### WRITTEN REQUEST
Every line with the string "name" should be gathered.

### INPUT FOR THIS TASK
----------------
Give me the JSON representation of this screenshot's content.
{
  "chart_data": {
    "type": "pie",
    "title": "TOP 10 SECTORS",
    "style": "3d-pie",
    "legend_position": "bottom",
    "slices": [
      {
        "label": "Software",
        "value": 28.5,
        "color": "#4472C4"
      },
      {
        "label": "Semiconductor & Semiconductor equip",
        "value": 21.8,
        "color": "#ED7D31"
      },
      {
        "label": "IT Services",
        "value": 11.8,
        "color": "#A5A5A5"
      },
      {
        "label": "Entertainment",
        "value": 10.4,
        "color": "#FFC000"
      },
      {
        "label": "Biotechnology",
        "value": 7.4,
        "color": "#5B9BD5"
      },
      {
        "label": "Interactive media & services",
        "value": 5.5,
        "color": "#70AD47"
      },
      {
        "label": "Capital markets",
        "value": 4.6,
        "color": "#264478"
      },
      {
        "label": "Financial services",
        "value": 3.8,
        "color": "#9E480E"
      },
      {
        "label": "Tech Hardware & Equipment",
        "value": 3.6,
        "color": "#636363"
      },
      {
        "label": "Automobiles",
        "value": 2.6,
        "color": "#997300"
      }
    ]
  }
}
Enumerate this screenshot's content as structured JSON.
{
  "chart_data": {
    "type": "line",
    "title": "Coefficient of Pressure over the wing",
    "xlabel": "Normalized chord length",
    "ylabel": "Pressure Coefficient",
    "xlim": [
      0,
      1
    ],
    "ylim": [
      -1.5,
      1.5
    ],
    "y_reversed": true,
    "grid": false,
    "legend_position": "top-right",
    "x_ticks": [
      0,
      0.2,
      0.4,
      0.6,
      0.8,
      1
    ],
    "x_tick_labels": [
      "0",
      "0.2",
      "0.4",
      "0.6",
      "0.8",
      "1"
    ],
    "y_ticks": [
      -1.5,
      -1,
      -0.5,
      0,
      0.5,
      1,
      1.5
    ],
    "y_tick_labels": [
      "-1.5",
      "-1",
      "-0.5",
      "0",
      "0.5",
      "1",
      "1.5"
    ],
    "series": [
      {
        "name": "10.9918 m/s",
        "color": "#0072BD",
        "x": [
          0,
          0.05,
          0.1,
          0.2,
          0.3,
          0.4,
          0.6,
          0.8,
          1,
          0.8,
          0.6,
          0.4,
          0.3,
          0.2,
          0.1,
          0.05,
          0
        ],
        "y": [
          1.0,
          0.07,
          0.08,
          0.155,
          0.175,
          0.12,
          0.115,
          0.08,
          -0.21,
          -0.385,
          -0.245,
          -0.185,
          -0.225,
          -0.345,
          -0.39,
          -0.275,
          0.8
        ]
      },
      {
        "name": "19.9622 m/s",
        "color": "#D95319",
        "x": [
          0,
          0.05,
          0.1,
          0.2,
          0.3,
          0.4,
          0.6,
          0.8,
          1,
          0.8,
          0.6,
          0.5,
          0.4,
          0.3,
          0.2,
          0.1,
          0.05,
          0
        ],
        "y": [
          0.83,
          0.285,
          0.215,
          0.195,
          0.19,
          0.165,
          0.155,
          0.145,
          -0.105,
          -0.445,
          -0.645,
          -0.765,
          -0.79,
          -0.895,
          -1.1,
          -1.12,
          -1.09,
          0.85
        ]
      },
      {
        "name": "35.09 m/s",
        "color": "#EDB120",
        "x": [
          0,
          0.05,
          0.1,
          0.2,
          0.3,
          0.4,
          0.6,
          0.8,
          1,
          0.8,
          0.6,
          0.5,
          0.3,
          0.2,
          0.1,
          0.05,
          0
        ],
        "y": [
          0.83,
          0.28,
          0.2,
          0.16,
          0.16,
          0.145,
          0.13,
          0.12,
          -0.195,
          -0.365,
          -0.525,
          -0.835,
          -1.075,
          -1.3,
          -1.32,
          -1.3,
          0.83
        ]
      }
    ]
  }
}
----------------
### SOLUTION TO THE PROBLEM
        "name": "10.9918 m/s",
        "name": "19.9622 m/s",
        "name": "35.09 m/s",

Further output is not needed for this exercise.